◆ **Your task**
Single out the lines that include the word "JSON". Copy them.

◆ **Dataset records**
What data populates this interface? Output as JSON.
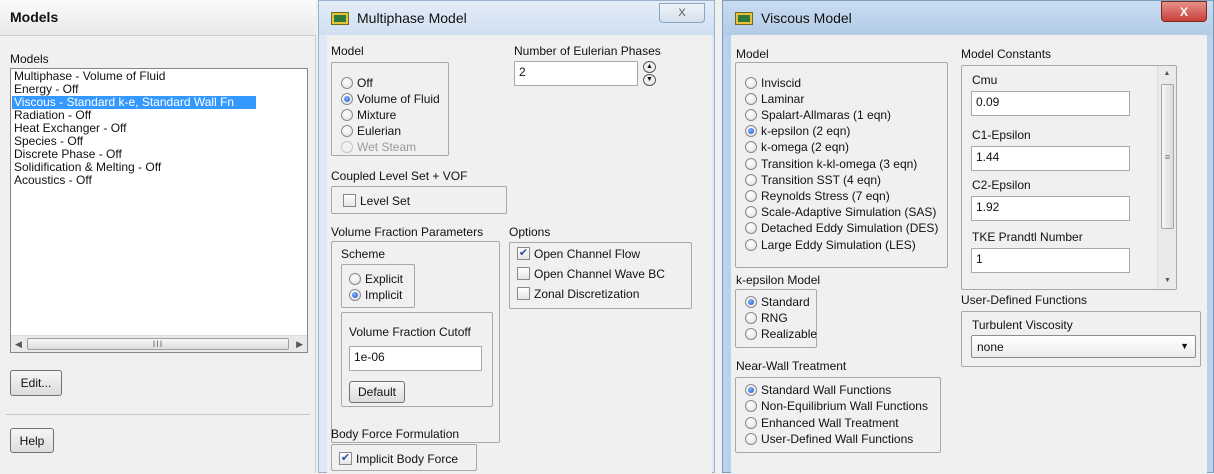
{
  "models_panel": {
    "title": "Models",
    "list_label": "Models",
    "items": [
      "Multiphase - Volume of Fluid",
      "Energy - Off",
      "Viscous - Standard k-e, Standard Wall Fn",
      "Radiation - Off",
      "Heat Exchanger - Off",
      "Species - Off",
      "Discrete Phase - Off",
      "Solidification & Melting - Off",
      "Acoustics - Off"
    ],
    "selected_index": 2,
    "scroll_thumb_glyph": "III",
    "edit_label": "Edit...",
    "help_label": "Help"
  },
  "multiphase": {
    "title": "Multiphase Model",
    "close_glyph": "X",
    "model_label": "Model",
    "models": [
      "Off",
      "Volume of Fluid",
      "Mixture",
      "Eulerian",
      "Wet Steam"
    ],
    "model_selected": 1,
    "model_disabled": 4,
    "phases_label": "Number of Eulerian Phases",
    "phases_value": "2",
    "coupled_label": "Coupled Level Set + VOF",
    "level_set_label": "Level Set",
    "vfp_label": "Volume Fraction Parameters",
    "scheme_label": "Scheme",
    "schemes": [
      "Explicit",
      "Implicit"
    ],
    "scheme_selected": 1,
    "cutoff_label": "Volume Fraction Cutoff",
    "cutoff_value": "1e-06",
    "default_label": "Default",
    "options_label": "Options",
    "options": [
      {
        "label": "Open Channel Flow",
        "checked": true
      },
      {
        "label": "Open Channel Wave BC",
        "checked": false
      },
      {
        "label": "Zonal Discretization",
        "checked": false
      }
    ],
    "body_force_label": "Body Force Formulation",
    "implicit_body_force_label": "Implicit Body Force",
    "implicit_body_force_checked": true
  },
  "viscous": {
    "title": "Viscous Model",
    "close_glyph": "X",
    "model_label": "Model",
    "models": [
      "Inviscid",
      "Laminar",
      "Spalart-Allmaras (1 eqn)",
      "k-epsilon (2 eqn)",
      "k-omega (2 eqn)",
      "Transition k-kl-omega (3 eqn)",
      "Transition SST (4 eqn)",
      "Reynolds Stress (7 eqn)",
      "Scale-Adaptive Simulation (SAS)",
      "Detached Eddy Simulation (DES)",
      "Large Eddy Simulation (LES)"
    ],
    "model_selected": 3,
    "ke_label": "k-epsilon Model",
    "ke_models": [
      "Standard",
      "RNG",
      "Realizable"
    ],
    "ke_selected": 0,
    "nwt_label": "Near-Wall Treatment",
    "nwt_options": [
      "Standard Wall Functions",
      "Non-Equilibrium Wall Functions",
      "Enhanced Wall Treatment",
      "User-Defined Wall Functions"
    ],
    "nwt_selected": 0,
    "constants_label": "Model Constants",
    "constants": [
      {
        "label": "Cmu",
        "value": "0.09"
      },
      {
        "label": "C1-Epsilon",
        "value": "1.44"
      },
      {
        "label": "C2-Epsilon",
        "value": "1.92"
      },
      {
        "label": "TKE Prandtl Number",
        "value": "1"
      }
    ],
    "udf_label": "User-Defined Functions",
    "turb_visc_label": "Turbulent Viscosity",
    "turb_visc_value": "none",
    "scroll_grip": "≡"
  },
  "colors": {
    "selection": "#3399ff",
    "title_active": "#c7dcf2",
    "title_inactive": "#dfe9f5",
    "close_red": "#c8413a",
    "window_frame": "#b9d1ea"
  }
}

* * *

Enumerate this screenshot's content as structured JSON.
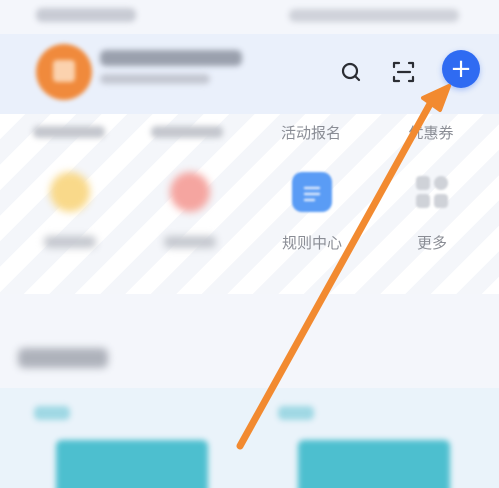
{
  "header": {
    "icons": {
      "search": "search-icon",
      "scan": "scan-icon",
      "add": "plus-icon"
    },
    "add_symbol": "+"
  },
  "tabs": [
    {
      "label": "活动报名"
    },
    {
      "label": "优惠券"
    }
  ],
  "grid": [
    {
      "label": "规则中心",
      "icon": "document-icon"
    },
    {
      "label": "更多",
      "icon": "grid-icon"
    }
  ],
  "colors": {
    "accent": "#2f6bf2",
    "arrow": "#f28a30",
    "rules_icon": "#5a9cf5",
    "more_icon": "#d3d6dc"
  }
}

◆ **Correct answer**
What data populates this interface? Output as JSON.
Enumerate this screenshot's content as structured JSON.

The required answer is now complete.